**Prompt**
Reproduce all of the data word for word.

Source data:
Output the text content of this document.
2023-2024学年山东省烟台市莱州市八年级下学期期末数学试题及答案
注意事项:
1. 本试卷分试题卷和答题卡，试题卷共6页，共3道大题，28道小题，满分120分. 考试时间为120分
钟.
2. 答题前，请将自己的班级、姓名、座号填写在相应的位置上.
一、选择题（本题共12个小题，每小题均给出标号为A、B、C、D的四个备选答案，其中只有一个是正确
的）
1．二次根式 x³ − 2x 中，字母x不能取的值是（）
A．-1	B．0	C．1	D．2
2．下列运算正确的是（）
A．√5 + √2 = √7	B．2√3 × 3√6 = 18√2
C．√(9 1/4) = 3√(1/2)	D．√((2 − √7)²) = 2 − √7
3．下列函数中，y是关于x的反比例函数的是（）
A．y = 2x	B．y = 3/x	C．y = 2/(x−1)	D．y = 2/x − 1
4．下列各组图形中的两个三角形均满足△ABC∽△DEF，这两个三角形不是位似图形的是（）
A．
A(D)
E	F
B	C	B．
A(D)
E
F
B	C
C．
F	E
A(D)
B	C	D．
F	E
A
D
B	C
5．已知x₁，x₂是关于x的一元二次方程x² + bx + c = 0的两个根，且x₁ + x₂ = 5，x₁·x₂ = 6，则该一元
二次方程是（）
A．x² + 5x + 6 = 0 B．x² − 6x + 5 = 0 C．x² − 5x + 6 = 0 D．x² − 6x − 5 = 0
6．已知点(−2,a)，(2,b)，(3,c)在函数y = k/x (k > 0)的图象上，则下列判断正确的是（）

**Result**
Output the text content of this document.
2023-2024学年山东省烟台市莱州市八年级下学期期末数学试题及答案
注意事项:
1. 本试卷分试题卷和答题卡，试题卷共6页，共3道大题，28道小题，满分120分. 考试时间为120分
钟.
2. 答题前，请将自己的班级、姓名、座号填写在相应的位置上.
一、选择题（本题共12个小题，每小题均给出标号为A、B、C、D的四个备选答案，其中只有一个是正确
的）
1．二次根式 x³ − 2x 中，字母x不能取的值是（）
A．-1	B．0	C．1	D．2
2．下列运算正确的是（）
A．√5 + √2 = √7	B．2√3 × 3√6 = 18√2
C．√(9 1/4) = 3√(1/2)	D．√((2 − √7)²) = 2 − √7
3．下列函数中，y是关于x的反比例函数的是（）
A．y = 2x	B．y = 3/x	C．y = 2/(x−1)	D．y = 2/x − 1
4．下列各组图形中的两个三角形均满足△ABC∽△DEF，这两个三角形不是位似图形的是（）
A．
A(D)
E	F
B	C	B．
A(D)
E
F
B	C
C．
F	E
A(D)
B	C	D．
F	E
A
D
B	C
5．已知x₁，x₂是关于x的一元二次方程x² + bx + c = 0的两个根，且x₁ + x₂ = 5，x₁·x₂ = 6，则该一元
二次方程是（）
A．x² + 5x + 6 = 0 B．x² − 6x + 5 = 0 C．x² − 5x + 6 = 0 D．x² − 6x − 5 = 0
6．已知点(−2,a)，(2,b)，(3,c)在函数y = k/x (k > 0)的图象上，则下列判断正确的是（）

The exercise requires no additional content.